### Stated goal A
In the listing, reproduce word for word the lines from the line containing "Text: y: y bbox=[47, 55, 54, 69]" up to and including the line containing "Text: A. 0.9481: A.".

=== Document excerpt ===

Forum Moderators: coopster & phranque

Message Too Old, No Replies

'Proper' Function for PERL?

Convert "THIS IS MY TEXT" --> "This is my Text"

         

hiker_jjw

6:33 pm on Nov 25, 2002 (gmt 0)



This is a silly question, but I just can't find anything to help with this problem. I have a friend/client who has several thousand database entries in UPPER CASE who needs the wording changed to Proper Case.

Example:
Convert "THIS IS MY TEXT"
to ----> "This is my Text"

Does anyone know of a "smart" function, library, module for PERL that can change from UPPER CASE to Proper Case? I know about the PERL functions ( ucfirst, uc, lcfirst, lc), but I'm interested in something that is a little more developed. In the example above, it wouldn't make any sense to have "This Is My Text".

I searched over at CPAN, but havn't found anything yet. I know it has to have been done before. I guess I could write my own coding, but why recreate the wheel.

Thanks in Advance!

hiker_jjw

7:44 pm on Nov 25, 2002 (gmt 0)

=== Input material ===

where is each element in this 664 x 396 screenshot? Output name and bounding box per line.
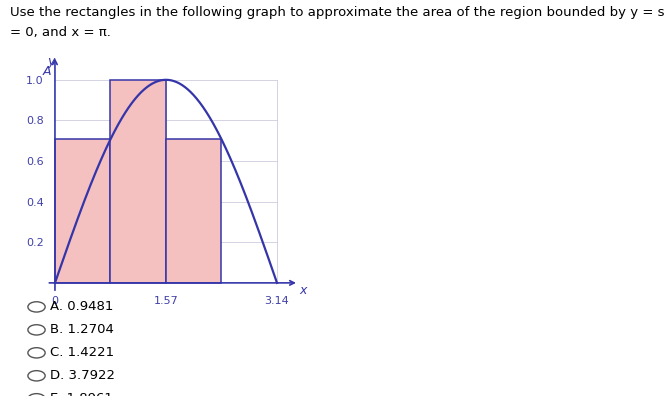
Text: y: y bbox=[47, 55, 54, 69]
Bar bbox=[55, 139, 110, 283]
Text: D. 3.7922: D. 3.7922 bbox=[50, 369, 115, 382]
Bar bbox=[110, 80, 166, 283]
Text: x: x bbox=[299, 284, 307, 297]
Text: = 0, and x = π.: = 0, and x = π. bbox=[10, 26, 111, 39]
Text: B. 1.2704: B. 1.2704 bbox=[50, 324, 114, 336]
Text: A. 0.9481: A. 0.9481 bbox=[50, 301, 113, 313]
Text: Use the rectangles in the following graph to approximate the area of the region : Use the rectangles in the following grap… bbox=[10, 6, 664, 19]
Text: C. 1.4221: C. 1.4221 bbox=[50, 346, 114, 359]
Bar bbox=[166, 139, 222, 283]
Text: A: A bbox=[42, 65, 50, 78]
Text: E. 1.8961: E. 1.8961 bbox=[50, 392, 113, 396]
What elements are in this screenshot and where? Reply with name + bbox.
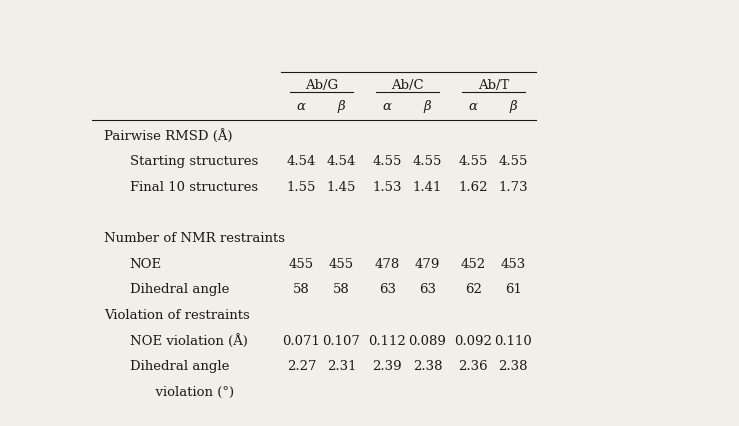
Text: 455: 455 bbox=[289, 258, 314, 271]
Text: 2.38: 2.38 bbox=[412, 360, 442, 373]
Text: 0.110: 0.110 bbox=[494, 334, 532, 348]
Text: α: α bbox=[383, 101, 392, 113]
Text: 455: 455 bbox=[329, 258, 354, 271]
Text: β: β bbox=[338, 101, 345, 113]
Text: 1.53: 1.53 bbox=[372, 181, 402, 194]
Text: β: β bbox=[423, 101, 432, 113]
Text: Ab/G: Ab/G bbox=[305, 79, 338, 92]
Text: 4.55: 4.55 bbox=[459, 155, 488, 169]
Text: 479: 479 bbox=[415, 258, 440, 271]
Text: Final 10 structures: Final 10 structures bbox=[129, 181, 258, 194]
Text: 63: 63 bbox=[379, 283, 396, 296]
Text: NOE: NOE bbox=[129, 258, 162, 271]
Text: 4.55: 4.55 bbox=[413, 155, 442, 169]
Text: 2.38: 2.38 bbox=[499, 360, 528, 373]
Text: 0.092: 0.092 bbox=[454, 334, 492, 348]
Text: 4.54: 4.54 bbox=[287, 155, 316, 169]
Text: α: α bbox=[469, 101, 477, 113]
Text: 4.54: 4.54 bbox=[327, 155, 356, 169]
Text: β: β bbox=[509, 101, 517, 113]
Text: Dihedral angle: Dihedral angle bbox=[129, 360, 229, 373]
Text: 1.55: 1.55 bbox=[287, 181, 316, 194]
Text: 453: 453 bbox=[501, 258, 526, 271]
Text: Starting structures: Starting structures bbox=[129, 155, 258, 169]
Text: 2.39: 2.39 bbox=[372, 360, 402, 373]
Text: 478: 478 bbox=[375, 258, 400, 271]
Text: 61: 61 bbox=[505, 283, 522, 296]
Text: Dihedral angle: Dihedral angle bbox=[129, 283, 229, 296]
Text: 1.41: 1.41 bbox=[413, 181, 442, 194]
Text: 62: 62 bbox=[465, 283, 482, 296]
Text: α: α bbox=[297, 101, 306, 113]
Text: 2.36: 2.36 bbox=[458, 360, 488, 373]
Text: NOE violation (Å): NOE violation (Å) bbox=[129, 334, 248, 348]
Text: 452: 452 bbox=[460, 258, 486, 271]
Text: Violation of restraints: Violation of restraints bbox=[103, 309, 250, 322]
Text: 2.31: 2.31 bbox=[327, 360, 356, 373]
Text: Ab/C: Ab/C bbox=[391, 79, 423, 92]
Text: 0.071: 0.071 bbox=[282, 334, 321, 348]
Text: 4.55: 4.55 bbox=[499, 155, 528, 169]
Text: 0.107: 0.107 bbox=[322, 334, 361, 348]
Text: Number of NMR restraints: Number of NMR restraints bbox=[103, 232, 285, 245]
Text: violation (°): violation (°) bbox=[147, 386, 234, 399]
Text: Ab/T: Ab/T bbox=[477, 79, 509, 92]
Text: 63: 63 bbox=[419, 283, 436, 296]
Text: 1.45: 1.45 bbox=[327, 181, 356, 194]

===

### Stated goal B
Write a continuation of the forum thread about converting upper-case text to proper case in Perl, starting after its last line.

### Response A
Text: y: y bbox=[47, 55, 54, 69]
Bar bbox=[55, 139, 110, 283]
Text: D. 3.7922: D. 3.7922 bbox=[50, 369, 115, 382]
Bar bbox=[110, 80, 166, 283]
Text: x: x bbox=[299, 284, 307, 297]
Text: = 0, and x = π.: = 0, and x = π. bbox=[10, 26, 111, 39]
Text: B. 1.2704: B. 1.2704 bbox=[50, 324, 114, 336]
Text: A. 0.9481: A. 0.9481 bbox=[50, 301, 113, 313]

### Response B
Just to add to my message. I've done coding such as the following to split and proper the phrase, but I was hoping to find something a little "smarter". Anyone have any ideas?


sub make_proper
{
my ($string) = @_;

@words = split (/\s/, $string);
foreach $word (@words) {
$new_word = ucfirst lc $word;
push (@new_words, $new_word);
}
$new_string = join(" ", @new_words);
return ($new_string);

} # End sub make_proper

jeremy goodrich

7:45 pm on Nov 25, 2002 (gmt 0)

WebmasterWorld Senior Member 10+ Year Member



Do you really want to change it to

"This is my Text"

- or -

"This is my text"

Why would you want the last word upper Cased? It's not proper English. :)

Offhand, don't know of anything that will do that - but - if you only want the 2nd one 'This is my text' then the functions you mentioned should work out well for you.

<added>That subroutine looks fine, it seems you did want the 2nd one.

seems to me that would work out okay for you...</added>

hiker_jjw

7:51 pm on Nov 26, 2002 (gmt 0)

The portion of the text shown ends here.